(Saved entries)
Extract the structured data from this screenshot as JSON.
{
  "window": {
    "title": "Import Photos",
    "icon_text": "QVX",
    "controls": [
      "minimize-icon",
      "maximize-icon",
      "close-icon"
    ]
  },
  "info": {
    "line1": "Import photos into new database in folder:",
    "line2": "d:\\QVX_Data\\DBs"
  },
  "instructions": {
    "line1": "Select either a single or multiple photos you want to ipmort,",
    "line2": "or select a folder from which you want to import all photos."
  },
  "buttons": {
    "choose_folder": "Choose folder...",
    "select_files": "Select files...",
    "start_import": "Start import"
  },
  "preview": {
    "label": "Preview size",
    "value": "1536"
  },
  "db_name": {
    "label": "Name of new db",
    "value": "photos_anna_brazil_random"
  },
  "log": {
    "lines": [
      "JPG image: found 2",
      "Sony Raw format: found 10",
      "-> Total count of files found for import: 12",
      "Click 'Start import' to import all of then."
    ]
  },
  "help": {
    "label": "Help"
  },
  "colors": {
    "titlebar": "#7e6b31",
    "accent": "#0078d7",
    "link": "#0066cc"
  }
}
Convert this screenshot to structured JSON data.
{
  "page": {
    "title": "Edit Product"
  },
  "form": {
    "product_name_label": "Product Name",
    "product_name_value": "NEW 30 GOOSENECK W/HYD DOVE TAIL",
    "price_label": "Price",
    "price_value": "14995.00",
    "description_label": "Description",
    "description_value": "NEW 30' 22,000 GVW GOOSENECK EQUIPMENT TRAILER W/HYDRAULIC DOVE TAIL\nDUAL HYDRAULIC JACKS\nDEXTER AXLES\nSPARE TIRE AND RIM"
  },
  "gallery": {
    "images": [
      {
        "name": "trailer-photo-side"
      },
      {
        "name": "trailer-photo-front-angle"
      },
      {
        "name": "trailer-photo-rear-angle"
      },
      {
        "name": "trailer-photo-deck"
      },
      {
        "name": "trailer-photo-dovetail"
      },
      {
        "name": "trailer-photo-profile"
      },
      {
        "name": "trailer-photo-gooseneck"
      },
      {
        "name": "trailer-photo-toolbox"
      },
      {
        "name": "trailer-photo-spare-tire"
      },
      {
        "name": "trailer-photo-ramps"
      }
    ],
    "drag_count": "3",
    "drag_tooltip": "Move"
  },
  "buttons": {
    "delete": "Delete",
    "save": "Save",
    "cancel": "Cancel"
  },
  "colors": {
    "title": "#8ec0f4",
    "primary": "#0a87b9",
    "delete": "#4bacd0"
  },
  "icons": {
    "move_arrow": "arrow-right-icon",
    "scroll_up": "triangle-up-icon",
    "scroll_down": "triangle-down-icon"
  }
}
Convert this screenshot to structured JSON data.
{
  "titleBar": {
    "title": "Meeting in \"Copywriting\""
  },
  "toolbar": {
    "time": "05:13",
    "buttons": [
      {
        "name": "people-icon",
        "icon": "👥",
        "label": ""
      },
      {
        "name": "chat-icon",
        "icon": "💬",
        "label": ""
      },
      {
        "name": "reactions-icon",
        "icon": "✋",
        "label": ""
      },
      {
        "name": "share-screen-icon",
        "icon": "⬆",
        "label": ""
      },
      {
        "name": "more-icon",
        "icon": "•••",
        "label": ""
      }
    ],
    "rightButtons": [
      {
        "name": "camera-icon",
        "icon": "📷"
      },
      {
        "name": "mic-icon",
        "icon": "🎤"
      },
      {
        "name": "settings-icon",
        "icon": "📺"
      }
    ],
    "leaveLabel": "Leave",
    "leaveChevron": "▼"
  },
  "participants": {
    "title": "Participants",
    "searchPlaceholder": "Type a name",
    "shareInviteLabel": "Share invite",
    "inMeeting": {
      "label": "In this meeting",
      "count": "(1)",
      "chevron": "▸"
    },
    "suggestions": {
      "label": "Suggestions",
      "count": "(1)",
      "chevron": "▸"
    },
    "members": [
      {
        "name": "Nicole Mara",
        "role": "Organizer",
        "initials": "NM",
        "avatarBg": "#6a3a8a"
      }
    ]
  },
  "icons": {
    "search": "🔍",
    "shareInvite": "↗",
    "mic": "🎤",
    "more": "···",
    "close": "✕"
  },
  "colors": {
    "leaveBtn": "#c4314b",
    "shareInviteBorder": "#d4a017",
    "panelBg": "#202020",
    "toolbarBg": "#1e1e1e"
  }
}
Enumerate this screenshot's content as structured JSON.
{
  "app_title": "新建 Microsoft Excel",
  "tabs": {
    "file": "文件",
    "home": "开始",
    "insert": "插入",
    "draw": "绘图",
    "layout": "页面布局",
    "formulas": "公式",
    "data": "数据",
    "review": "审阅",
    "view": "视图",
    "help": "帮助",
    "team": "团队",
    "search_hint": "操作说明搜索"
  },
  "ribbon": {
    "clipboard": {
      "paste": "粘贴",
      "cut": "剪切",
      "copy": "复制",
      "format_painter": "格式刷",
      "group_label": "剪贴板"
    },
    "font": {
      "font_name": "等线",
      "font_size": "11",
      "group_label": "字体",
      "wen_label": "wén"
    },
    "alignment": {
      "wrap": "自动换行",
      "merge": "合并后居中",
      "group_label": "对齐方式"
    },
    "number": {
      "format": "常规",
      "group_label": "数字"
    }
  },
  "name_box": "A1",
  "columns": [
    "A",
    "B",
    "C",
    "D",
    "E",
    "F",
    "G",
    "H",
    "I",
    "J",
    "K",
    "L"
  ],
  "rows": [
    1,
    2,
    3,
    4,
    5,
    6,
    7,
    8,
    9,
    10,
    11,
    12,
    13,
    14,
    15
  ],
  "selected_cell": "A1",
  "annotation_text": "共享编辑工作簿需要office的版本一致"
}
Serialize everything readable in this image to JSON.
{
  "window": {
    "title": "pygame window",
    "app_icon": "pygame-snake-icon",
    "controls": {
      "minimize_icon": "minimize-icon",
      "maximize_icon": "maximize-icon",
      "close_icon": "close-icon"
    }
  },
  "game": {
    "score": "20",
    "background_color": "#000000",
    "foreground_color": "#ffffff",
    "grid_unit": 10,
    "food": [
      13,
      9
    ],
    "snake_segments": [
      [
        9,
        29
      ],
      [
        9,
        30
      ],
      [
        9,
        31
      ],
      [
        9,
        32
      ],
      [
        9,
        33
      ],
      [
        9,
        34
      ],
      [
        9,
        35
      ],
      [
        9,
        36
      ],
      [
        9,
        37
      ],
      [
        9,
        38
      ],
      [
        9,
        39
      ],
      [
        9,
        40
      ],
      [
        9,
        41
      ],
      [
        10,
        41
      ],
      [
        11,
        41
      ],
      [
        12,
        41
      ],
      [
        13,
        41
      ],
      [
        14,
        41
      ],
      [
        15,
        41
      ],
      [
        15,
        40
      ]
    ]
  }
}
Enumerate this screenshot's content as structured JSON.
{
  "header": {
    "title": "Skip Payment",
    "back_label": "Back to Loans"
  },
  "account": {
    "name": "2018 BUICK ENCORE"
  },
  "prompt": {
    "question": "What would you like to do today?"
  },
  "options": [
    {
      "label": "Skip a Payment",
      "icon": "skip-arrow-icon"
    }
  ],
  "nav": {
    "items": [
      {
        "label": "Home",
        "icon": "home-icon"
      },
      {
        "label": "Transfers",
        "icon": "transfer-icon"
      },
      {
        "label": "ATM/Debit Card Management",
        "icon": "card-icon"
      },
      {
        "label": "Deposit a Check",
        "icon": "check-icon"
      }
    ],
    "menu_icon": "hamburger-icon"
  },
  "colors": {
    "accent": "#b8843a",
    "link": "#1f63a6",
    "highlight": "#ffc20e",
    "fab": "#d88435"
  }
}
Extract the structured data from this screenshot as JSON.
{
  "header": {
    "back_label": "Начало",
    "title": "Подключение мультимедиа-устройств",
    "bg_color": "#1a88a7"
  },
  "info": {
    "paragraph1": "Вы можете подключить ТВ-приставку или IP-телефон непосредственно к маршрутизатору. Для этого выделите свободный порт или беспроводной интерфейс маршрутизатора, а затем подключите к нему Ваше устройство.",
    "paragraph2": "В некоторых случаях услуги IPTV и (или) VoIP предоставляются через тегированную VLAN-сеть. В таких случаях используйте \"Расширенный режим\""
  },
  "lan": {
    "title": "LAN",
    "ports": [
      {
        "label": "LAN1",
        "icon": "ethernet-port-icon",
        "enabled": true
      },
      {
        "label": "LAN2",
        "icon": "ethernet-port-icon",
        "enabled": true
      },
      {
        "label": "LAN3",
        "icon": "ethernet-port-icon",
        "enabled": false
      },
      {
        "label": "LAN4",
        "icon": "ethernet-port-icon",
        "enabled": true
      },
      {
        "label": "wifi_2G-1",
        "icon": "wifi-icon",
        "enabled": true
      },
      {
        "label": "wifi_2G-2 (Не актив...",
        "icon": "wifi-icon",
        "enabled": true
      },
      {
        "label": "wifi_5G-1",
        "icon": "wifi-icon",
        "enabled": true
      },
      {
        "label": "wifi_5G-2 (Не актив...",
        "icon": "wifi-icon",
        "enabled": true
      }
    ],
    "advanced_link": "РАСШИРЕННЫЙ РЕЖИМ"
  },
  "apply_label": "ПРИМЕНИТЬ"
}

## Written problem
Collect the lines of the data that carry the word "want".

## Output
    "line1": "Select either a single or multiple photos you want to ipmort,",
    "line2": "or select a folder from which you want to import all photos."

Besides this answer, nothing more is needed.